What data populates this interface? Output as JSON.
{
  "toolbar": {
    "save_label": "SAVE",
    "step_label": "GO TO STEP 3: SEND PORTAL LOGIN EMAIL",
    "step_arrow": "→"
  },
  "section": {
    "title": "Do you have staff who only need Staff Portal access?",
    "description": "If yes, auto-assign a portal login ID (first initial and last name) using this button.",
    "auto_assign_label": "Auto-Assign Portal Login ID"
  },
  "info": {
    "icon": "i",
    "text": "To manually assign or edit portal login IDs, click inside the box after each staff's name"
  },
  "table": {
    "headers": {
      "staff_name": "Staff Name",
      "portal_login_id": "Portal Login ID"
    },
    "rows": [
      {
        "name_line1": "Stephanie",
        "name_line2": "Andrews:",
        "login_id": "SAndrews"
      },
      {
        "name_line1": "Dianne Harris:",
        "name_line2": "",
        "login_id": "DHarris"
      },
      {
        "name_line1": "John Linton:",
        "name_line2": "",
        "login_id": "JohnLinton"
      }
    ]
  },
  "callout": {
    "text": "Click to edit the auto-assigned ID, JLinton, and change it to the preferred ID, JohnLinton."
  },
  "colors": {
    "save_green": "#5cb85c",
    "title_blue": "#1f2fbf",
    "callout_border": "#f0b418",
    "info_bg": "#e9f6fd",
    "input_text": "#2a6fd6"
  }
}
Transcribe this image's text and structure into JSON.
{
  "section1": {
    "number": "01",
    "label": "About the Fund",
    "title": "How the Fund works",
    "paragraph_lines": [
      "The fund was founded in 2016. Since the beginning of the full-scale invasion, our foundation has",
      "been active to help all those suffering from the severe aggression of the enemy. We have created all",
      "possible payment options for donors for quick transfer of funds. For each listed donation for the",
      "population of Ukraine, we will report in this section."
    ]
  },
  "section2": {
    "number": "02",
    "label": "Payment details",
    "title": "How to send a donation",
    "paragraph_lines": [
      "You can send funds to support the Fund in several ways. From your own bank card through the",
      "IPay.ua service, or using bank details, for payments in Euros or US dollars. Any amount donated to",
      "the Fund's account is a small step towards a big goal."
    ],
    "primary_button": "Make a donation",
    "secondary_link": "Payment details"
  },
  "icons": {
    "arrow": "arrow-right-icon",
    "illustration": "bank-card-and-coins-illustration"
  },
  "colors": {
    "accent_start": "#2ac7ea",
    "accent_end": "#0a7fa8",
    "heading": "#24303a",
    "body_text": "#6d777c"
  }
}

Exercise brief ::
Lines that include the word "have" are to be extracted from the data above.

Response to the task ::
    "title": "Do you have staff who only need Staff Portal access?",
      "been active to help all those suffering from the severe aggression of the enemy. We have created all",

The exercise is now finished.